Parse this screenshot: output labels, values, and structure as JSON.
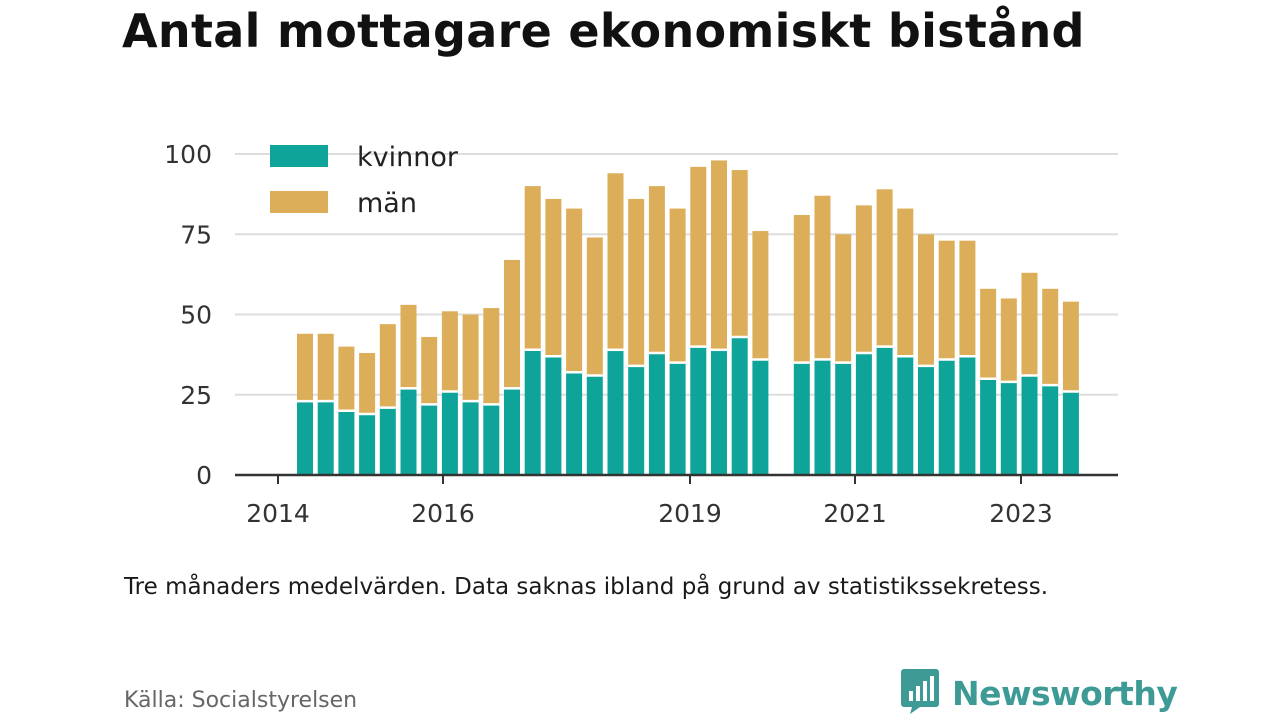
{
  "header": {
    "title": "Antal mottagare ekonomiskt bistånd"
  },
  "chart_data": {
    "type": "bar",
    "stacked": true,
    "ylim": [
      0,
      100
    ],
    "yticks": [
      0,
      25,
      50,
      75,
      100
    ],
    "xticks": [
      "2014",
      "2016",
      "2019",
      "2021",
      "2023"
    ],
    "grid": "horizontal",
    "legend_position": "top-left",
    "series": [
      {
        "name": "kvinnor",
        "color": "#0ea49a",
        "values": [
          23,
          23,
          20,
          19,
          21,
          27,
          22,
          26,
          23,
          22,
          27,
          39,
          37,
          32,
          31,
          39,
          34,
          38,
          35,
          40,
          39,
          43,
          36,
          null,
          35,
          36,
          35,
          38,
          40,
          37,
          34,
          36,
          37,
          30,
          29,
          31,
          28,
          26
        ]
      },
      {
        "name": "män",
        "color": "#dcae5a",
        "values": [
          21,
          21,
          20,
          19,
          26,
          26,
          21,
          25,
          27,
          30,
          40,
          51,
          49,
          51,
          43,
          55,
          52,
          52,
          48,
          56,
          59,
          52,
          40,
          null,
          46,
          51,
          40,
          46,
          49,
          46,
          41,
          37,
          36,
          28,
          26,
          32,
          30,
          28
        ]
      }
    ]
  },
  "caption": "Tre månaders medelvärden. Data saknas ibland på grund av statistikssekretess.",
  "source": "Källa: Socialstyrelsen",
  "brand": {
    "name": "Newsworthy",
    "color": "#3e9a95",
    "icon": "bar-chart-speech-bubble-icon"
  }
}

•••

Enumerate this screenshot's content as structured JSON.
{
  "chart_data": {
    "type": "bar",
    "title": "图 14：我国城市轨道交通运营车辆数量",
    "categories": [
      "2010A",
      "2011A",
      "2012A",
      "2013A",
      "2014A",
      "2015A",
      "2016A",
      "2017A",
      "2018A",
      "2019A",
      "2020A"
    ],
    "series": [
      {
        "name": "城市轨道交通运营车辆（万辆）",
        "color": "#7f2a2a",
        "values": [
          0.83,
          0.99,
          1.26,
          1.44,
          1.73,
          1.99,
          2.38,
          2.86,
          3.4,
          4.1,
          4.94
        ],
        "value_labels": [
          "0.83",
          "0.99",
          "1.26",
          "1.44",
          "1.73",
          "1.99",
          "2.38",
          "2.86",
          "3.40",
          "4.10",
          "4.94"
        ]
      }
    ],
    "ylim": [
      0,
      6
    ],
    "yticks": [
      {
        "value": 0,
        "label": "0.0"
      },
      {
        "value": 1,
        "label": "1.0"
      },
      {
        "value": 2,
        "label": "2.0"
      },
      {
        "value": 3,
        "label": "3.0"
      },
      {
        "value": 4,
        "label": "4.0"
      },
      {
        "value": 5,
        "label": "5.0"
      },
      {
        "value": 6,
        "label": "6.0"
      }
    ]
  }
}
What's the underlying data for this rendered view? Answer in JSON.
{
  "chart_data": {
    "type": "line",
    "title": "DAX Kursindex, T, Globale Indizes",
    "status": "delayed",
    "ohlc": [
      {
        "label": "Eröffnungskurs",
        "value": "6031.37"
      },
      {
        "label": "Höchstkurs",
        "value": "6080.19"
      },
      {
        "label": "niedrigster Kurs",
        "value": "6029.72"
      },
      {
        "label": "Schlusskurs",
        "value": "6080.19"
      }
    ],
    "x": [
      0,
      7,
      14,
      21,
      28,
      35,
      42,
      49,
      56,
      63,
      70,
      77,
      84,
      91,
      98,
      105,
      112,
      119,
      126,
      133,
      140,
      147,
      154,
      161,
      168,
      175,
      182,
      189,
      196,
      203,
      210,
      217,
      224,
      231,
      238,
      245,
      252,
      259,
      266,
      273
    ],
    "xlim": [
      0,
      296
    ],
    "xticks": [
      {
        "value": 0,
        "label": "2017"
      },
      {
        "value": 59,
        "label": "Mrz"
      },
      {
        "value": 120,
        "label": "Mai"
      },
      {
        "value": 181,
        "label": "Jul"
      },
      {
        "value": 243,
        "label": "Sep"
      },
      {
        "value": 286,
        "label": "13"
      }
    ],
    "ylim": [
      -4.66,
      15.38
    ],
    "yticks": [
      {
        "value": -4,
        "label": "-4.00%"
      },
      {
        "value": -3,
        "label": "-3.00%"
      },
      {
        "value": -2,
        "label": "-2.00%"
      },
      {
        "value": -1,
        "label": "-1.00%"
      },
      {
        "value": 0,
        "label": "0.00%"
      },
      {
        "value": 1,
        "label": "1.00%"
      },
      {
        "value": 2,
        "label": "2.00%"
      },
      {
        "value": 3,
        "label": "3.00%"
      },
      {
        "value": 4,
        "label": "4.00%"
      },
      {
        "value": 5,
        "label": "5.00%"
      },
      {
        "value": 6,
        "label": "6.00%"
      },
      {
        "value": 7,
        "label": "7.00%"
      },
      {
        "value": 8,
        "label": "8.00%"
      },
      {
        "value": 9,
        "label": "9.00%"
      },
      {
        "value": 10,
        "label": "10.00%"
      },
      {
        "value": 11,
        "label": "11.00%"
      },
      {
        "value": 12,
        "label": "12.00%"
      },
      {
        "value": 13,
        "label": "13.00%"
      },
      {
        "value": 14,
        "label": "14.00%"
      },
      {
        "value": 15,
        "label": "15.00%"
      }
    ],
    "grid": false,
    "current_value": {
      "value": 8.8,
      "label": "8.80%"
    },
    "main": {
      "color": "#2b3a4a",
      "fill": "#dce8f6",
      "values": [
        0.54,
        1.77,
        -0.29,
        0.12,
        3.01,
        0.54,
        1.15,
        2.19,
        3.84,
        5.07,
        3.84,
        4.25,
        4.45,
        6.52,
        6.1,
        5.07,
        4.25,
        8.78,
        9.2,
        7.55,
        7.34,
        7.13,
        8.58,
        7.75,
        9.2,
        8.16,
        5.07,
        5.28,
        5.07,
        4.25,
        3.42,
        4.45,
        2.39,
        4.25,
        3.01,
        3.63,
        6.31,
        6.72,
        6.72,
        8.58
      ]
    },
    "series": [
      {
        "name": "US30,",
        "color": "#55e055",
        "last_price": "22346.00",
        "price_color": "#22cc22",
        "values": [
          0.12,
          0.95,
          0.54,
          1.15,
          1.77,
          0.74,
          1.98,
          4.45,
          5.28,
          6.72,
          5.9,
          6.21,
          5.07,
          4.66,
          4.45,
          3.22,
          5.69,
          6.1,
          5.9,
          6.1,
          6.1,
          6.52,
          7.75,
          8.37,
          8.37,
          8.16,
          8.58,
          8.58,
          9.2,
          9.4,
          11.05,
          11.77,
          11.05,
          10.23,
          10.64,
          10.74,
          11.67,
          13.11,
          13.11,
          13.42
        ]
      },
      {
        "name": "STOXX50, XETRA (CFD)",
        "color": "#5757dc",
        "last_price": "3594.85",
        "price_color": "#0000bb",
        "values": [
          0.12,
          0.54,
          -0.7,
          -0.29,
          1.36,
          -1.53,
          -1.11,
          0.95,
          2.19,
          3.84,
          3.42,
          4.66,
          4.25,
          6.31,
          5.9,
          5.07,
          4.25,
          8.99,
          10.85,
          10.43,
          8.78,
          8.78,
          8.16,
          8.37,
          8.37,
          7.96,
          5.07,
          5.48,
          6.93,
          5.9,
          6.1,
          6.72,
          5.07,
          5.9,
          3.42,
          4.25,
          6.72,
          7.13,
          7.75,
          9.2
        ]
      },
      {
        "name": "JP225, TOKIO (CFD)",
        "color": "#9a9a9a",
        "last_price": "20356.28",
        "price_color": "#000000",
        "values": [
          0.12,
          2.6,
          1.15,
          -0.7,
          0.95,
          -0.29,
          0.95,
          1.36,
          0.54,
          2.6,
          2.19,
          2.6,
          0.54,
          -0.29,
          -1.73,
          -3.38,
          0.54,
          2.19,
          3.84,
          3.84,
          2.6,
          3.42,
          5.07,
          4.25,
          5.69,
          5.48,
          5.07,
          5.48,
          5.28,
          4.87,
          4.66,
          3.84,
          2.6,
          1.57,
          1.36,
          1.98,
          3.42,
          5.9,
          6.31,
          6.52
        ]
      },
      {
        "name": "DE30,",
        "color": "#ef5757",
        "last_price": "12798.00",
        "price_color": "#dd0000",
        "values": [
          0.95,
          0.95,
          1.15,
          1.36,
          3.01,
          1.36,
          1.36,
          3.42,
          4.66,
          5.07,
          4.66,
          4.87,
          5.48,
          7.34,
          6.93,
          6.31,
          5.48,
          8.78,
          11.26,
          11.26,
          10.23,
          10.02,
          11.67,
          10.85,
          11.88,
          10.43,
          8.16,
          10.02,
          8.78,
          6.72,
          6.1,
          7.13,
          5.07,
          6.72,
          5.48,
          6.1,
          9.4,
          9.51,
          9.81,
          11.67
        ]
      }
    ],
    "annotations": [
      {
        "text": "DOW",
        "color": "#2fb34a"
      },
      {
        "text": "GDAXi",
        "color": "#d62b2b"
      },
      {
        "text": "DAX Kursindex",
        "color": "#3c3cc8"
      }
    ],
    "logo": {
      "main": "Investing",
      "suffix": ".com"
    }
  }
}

•••

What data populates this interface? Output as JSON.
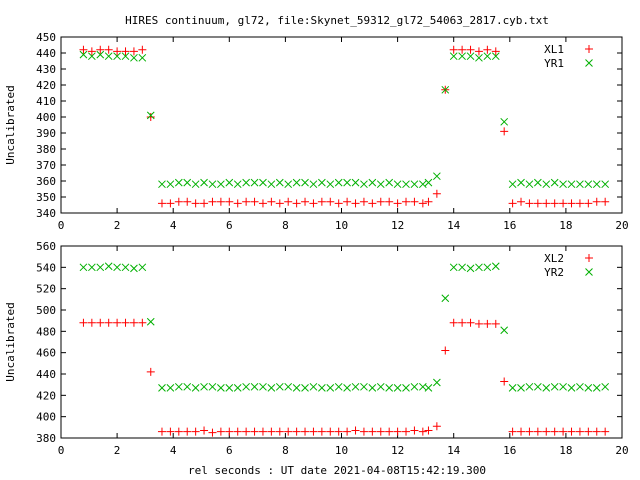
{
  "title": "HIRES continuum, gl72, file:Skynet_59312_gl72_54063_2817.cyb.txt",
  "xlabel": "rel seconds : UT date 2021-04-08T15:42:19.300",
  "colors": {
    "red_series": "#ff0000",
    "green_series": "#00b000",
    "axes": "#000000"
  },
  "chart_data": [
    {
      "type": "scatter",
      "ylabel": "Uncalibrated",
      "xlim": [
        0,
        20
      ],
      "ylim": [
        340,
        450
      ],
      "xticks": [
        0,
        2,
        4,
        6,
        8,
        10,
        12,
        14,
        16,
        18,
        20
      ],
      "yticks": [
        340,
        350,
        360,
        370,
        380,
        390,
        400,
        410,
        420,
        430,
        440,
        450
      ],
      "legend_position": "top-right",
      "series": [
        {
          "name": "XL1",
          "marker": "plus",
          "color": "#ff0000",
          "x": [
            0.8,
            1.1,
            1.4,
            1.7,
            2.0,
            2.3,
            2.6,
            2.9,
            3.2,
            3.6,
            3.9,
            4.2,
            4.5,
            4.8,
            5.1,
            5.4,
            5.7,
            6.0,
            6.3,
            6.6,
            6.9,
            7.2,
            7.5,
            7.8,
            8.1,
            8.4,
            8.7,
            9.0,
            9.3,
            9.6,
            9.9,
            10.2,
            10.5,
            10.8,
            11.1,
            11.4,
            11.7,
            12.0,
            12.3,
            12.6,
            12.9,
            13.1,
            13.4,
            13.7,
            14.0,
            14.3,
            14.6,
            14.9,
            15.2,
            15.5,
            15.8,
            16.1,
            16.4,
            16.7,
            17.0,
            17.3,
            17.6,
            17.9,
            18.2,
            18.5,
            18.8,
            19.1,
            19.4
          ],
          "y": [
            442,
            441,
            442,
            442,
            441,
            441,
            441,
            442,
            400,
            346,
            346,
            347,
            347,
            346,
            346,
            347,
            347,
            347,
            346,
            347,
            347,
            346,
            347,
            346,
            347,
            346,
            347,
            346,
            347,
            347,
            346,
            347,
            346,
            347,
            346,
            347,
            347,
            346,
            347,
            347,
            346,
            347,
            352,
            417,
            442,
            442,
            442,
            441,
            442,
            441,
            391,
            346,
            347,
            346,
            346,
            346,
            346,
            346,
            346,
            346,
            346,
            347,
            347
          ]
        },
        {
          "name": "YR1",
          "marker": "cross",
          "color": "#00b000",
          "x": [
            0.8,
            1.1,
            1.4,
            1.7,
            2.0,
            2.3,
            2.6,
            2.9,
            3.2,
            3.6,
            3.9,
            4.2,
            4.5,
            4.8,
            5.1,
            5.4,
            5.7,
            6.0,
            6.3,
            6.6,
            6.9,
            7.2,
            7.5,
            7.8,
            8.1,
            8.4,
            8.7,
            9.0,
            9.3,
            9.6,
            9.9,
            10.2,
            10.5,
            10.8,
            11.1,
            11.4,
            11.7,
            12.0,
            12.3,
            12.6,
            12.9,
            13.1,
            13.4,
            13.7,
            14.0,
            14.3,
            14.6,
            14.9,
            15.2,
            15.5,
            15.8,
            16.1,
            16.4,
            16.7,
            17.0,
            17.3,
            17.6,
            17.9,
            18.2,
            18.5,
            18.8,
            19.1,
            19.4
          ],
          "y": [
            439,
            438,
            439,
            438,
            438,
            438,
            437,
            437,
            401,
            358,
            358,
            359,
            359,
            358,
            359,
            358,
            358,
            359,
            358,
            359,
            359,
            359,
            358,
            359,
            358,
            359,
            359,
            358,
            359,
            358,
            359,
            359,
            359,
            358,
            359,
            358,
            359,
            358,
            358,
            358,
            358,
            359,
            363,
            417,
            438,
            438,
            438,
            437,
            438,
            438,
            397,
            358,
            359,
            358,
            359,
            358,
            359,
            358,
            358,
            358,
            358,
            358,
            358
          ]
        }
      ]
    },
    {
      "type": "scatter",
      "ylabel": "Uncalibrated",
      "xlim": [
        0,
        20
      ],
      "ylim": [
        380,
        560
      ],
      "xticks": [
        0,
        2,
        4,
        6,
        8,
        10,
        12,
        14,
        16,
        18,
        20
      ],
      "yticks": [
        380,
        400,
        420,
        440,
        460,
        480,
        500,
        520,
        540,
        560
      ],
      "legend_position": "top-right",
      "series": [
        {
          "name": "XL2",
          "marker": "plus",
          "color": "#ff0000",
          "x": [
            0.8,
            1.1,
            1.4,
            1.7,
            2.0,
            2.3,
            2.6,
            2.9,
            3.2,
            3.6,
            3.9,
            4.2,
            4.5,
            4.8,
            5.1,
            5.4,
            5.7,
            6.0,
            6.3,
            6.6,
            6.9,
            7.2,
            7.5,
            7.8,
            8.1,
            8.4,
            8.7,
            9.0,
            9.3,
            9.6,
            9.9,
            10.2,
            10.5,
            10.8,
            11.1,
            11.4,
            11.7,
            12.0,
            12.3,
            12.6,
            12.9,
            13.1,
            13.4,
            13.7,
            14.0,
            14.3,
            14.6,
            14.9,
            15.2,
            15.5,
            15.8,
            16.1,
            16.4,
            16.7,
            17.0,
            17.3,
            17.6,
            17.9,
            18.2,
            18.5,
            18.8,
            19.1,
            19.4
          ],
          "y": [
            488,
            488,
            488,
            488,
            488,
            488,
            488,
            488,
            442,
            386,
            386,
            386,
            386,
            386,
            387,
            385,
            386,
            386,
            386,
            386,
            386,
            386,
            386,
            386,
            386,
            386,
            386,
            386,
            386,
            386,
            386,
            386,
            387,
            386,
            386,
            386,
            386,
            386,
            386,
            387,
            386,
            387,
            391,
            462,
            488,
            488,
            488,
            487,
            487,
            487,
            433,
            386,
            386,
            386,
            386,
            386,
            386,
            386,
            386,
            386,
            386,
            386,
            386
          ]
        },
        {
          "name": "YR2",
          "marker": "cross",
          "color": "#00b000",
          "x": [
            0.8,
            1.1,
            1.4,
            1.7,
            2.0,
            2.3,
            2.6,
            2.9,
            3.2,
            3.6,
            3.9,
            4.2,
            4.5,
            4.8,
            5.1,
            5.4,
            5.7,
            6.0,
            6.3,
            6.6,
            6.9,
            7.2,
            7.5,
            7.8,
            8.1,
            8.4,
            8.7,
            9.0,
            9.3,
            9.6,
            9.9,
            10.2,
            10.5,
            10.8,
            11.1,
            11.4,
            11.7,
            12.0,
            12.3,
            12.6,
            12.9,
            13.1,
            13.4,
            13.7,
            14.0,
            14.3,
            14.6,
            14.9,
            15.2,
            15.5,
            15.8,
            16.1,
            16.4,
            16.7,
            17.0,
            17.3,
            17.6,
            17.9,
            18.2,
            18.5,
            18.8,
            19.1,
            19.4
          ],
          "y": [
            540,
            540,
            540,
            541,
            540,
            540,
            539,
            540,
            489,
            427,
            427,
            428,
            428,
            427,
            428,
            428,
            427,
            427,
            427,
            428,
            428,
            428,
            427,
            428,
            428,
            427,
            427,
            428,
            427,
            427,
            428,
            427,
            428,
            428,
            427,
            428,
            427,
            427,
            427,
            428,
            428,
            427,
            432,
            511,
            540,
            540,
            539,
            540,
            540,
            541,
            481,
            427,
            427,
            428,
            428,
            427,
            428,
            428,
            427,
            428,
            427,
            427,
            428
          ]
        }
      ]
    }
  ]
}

•••

TASK TO COMPLETE: Find every line in the records above that contains the word "title", and copy each one.

RESULT FOR THIS EXERCISE:
    "title": "Antal mottagare ekonomiskt bistånd"
    "title": "图 14：我国城市轨道交通运营车辆数量",
    "title": "DAX Kursindex, T, Globale Indizes",
  "title": "HIRES continuum, gl72, file:Skynet_59312_gl72_54063_2817.cyb.txt",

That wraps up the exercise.